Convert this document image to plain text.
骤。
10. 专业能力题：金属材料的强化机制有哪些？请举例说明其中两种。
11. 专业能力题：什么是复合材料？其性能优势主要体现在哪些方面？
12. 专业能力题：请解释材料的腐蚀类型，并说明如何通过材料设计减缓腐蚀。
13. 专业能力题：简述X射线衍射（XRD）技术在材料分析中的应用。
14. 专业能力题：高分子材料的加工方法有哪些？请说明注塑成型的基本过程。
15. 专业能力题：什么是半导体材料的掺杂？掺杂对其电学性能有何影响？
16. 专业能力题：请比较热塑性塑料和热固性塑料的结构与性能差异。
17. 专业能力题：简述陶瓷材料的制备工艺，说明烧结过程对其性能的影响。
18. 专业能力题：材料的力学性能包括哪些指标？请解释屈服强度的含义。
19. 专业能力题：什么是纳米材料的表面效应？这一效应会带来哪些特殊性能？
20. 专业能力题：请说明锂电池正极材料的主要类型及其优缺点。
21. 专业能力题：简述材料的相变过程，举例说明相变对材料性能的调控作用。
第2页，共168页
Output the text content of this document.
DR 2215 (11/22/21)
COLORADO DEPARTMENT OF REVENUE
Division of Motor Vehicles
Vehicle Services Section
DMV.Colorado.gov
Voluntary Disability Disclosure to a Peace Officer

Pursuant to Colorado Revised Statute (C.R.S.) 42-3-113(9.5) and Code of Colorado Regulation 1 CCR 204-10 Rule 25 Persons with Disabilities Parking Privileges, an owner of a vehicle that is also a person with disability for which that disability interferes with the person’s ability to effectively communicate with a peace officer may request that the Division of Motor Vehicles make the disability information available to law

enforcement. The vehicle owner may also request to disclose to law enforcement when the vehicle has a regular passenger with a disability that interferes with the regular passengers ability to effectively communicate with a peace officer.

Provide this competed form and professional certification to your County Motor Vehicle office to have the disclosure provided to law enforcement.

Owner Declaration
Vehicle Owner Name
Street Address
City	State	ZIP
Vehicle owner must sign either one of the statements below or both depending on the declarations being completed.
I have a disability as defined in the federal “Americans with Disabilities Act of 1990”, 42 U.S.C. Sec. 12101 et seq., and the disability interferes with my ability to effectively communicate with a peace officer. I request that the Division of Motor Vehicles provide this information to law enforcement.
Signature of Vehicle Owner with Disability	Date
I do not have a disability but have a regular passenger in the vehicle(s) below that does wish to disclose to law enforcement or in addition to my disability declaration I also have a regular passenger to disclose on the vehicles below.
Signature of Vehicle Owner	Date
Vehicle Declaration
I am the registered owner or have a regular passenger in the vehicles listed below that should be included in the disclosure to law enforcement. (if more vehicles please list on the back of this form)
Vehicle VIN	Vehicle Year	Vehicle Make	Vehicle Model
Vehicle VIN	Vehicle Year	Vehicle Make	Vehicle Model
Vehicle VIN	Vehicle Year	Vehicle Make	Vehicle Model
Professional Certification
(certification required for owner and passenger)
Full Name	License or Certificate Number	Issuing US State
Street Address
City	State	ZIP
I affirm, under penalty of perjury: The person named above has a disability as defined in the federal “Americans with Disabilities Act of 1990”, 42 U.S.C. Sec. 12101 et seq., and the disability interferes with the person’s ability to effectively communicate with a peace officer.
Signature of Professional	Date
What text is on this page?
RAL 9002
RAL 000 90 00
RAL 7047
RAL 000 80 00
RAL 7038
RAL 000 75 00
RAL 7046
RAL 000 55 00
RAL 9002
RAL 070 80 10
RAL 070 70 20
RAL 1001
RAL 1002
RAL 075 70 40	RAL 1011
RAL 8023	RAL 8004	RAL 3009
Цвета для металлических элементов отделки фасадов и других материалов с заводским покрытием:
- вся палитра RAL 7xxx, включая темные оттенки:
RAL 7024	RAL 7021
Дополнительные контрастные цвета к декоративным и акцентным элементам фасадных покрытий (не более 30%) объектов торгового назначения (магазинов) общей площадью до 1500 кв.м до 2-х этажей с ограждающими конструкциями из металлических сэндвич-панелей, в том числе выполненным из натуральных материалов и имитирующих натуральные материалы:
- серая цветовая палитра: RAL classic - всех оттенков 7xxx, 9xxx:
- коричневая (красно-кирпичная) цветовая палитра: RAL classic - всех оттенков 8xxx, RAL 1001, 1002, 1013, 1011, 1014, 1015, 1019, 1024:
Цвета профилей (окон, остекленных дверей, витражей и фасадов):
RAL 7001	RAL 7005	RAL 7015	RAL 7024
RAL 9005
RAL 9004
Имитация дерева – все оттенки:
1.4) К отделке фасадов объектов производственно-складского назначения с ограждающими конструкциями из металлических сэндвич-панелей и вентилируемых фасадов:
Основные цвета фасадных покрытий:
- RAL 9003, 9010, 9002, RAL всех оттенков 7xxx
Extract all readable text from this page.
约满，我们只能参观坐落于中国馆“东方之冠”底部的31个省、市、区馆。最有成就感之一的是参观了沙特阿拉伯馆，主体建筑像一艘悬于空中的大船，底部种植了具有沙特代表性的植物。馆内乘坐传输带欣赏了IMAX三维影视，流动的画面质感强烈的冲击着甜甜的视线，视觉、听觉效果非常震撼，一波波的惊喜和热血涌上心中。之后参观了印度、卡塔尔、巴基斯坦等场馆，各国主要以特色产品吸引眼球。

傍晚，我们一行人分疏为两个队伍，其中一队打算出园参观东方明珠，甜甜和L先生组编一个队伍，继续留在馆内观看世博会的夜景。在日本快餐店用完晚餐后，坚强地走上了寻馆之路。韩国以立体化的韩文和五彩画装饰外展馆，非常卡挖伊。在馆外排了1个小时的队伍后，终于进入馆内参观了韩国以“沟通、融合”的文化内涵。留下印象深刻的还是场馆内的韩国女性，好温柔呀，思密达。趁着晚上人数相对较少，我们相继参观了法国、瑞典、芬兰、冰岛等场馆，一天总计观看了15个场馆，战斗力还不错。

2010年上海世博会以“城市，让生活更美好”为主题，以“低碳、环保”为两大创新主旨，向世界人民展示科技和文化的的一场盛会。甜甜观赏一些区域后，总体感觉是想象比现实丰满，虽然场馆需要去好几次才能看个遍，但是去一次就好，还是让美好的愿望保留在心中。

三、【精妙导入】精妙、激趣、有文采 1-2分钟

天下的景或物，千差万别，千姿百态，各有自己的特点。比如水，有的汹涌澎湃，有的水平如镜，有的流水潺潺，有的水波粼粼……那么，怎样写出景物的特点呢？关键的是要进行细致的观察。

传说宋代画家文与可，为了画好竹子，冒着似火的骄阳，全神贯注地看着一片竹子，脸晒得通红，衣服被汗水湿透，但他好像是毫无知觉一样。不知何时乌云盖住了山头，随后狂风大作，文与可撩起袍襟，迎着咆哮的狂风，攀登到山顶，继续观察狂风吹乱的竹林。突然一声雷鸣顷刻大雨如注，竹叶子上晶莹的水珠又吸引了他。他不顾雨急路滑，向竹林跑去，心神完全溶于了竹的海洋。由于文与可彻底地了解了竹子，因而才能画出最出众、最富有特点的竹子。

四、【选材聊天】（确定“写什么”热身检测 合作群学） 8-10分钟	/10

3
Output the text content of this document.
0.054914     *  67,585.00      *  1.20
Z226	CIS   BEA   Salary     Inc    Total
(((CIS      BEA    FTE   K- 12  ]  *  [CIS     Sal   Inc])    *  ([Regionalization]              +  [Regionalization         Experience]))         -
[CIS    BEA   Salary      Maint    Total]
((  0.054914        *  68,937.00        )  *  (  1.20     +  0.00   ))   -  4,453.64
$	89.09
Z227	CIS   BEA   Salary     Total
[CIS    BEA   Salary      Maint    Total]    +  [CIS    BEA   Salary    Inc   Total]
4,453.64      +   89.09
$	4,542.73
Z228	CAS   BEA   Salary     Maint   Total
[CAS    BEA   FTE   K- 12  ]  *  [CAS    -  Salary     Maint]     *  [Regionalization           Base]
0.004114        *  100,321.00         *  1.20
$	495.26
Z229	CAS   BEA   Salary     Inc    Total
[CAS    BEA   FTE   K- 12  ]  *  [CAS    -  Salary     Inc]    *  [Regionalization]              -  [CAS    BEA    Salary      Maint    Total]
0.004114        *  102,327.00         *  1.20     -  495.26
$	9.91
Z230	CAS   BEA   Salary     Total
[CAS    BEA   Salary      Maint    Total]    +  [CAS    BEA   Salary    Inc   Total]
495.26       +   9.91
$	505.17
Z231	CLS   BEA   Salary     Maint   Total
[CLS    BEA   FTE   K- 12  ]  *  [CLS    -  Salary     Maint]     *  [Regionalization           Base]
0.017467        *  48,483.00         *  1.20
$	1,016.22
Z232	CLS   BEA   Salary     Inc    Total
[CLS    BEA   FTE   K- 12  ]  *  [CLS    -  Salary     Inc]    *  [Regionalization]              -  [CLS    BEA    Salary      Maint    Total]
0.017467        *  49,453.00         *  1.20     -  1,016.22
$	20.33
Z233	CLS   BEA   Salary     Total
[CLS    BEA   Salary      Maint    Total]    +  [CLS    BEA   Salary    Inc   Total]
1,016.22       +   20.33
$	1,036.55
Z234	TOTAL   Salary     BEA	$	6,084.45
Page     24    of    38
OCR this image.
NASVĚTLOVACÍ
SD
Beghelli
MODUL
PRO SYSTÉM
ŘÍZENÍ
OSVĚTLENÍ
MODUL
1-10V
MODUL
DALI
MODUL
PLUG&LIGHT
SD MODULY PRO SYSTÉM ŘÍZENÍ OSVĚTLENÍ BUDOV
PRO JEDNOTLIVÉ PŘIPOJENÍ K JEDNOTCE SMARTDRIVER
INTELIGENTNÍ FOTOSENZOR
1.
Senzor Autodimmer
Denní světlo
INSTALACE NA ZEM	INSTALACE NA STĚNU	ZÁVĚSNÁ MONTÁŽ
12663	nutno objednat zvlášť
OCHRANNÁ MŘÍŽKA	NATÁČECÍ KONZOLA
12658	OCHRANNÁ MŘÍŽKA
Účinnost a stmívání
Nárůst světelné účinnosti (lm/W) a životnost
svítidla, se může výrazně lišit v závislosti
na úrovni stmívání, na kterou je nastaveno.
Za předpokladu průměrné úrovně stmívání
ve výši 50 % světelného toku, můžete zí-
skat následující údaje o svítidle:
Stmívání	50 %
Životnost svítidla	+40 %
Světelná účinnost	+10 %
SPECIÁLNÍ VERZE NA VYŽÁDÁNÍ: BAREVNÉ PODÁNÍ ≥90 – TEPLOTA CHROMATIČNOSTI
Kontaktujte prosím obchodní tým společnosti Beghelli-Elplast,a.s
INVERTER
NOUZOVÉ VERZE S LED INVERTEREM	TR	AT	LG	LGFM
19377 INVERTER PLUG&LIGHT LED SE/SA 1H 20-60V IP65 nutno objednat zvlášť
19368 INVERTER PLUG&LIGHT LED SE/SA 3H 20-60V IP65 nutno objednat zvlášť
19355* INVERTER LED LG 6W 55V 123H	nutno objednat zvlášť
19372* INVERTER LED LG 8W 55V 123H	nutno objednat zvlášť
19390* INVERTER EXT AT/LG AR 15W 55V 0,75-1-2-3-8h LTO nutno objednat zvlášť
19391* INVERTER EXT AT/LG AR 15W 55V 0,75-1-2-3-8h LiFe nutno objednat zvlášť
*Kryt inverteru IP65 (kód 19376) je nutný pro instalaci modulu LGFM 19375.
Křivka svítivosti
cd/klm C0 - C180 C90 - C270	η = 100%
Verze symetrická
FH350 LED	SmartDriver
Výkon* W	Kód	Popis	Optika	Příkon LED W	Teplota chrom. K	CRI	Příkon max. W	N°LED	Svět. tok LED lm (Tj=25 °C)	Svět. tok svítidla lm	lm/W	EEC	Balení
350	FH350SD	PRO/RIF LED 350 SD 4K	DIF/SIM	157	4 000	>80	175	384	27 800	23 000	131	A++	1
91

WHAT THE EXERCISE ASKS |
Tally the lines of the listing in which the word "disclose" occurs, and state the total alone.

ANSWER TO THE PROBLEM |
2